======== SUPPLIED RECORDS

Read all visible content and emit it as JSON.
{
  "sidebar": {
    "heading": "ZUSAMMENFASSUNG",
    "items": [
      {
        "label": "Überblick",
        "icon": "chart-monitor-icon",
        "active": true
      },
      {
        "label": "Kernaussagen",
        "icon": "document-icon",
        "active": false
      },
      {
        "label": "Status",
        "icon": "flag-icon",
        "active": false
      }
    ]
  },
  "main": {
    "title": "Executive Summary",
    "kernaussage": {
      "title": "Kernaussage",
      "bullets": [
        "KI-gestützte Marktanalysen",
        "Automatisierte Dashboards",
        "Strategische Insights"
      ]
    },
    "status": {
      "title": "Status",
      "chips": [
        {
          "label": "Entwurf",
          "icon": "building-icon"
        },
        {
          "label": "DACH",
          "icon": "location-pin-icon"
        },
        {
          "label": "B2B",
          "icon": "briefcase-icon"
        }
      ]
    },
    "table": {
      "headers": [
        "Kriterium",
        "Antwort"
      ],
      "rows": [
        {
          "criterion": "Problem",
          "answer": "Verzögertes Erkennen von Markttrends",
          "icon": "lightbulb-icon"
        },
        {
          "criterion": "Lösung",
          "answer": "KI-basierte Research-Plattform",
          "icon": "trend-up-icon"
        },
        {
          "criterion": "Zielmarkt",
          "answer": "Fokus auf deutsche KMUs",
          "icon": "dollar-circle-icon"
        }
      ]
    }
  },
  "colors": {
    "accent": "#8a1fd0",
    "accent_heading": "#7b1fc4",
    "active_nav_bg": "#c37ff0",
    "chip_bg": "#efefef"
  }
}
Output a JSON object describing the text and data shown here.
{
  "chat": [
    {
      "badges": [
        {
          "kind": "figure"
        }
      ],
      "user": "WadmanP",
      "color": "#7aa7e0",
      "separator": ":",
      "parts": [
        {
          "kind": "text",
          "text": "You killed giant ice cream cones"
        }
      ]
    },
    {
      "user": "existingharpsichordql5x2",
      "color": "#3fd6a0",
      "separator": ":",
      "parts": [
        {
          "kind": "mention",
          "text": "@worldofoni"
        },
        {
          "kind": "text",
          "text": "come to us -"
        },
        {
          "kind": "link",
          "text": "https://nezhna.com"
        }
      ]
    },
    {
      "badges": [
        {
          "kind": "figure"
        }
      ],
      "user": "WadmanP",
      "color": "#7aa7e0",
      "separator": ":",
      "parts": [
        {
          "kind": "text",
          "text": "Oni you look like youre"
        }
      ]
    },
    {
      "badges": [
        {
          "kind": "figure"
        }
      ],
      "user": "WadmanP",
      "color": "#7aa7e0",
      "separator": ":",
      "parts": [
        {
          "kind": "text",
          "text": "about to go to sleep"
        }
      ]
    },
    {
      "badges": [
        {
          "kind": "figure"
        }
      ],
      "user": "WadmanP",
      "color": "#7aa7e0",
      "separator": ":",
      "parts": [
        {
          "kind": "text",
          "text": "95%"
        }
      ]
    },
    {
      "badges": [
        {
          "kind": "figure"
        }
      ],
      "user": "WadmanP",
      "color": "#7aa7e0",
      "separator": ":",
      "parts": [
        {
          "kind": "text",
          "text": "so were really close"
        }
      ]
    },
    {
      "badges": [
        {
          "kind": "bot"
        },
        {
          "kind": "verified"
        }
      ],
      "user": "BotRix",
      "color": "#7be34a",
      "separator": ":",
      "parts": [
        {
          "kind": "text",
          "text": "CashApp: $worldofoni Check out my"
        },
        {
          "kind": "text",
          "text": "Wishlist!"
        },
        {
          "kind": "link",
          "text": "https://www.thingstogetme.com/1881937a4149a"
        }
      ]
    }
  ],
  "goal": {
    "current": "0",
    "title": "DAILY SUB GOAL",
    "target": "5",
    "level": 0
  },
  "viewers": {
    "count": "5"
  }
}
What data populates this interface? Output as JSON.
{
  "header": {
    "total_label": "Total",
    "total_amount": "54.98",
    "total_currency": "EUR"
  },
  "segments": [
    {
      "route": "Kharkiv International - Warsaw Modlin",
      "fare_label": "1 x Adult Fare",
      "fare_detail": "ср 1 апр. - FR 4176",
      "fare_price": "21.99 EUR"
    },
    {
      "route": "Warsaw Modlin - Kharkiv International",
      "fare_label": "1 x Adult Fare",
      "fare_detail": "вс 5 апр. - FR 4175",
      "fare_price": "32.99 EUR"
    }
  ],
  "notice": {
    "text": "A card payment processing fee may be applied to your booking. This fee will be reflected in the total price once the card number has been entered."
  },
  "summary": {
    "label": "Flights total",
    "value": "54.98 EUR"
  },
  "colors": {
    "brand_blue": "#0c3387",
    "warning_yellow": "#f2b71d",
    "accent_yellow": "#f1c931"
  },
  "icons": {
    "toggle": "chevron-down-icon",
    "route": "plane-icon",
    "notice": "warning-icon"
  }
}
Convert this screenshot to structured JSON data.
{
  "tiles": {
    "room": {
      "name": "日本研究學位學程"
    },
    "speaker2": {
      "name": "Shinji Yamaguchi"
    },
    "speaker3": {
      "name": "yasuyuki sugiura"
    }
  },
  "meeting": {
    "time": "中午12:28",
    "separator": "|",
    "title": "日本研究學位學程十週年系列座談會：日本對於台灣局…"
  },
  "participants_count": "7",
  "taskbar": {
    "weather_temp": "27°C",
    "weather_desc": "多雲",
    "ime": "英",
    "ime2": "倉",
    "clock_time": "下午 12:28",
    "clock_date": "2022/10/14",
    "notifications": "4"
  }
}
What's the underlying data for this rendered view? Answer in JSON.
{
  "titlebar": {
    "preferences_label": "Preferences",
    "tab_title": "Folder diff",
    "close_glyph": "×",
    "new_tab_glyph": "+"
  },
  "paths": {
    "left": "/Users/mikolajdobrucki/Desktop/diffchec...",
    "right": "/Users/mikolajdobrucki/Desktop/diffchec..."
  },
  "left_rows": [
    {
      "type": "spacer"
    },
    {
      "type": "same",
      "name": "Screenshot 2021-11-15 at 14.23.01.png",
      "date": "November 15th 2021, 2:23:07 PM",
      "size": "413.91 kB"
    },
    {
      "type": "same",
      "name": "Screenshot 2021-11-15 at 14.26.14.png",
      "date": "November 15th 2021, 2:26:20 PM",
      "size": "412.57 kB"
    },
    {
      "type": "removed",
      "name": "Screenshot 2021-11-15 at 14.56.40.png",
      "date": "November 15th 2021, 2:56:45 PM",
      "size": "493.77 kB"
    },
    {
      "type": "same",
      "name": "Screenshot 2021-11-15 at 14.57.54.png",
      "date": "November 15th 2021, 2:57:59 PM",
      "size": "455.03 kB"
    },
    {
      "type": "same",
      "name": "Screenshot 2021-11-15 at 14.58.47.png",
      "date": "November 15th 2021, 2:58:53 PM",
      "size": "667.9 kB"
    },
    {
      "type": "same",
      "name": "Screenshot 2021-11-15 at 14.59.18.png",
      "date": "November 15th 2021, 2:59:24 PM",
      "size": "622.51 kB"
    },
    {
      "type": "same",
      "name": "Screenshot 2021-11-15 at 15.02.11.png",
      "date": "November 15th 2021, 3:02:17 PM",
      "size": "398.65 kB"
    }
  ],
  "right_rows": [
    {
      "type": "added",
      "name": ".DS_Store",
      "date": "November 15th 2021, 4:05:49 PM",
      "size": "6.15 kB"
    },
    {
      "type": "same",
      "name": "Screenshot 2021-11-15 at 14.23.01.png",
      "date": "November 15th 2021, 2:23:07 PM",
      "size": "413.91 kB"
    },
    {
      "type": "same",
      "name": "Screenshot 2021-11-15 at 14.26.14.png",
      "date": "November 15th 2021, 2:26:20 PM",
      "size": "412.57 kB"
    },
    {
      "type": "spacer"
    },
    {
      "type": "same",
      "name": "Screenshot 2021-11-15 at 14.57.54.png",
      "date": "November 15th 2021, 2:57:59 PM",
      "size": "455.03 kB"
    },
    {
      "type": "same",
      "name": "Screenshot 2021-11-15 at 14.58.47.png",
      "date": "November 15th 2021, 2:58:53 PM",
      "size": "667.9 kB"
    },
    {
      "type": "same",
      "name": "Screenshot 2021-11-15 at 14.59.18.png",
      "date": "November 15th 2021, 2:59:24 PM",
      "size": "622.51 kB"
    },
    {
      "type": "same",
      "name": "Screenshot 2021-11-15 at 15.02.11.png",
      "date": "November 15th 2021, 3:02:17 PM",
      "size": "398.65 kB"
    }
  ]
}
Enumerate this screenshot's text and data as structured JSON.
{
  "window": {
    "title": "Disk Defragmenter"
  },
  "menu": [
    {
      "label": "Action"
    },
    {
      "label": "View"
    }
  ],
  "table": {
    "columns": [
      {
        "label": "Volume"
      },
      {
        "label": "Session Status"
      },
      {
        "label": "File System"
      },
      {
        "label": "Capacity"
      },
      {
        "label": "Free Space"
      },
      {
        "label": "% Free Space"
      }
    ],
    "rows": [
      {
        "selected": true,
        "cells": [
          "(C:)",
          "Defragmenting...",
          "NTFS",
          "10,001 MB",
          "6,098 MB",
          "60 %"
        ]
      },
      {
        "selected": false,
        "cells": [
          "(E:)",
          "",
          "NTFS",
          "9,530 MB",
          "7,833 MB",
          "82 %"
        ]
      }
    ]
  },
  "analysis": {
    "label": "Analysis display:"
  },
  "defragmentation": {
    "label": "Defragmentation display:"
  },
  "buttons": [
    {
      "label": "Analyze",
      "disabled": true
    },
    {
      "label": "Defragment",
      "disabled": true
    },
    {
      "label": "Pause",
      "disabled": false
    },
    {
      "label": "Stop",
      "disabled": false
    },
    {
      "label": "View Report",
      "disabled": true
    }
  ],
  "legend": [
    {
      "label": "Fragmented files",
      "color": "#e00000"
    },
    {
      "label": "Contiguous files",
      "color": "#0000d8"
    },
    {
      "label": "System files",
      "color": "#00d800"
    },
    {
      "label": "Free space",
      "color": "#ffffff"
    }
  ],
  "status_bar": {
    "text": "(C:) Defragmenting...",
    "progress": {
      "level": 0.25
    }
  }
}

================

[AIM] For the entries above, state how many lines contain the word "Free". Provide the number by itself.

[EXPECTED OUTPUT] 3